## Dataset items
________________________________________

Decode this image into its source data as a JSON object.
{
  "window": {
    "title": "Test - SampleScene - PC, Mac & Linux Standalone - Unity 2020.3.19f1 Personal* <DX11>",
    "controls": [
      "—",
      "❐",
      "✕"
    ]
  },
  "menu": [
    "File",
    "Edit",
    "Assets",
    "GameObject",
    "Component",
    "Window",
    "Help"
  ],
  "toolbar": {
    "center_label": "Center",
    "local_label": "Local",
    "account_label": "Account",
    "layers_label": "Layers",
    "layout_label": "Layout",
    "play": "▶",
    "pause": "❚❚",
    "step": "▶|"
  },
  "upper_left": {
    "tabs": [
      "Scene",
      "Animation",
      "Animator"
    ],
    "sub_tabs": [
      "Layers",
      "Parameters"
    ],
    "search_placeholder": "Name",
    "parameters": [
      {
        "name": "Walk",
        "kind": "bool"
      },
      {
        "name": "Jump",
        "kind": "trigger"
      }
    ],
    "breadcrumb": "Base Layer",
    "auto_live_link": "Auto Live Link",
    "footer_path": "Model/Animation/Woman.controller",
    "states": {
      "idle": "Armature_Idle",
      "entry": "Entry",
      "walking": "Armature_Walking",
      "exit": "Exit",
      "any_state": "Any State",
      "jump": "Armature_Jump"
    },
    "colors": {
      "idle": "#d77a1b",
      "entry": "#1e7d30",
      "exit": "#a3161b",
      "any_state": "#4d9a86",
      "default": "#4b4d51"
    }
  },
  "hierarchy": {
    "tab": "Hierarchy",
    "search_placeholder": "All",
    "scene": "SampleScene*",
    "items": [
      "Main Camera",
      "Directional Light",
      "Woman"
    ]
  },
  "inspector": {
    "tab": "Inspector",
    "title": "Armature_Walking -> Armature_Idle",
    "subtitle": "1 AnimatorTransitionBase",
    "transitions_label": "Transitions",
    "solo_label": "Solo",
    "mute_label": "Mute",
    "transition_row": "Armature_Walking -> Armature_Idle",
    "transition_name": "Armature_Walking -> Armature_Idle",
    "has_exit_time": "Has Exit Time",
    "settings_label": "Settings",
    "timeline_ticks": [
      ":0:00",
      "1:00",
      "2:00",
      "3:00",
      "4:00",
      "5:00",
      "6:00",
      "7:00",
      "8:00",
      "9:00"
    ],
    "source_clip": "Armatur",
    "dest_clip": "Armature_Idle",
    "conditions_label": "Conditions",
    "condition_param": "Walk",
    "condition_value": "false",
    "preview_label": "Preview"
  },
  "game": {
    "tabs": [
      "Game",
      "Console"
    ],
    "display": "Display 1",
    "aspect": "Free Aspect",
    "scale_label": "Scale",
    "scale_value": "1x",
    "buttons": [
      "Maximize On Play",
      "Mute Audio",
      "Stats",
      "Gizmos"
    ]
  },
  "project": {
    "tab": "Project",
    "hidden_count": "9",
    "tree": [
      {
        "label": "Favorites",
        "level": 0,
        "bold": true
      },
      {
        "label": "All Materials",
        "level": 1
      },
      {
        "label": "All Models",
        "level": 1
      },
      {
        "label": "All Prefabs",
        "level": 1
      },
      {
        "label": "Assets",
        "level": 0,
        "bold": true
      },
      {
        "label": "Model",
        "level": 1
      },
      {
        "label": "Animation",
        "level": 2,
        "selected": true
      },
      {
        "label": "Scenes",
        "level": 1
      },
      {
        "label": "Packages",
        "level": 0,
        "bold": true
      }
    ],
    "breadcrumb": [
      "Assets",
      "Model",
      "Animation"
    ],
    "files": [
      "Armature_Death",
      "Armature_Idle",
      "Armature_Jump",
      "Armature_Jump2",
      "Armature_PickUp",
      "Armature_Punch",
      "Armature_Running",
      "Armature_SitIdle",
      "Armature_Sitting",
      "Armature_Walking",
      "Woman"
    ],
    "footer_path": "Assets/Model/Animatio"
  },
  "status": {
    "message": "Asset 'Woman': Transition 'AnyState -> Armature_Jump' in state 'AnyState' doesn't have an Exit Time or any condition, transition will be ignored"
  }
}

________________________________________

## REQUIRED WORK
Copy out every line holding the string "Animation".

## OUTPUT OF THE EXERCISE
      "Animation",
    "footer_path": "Model/Animation/Woman.controller",
        "label": "Animation",
      "Animation"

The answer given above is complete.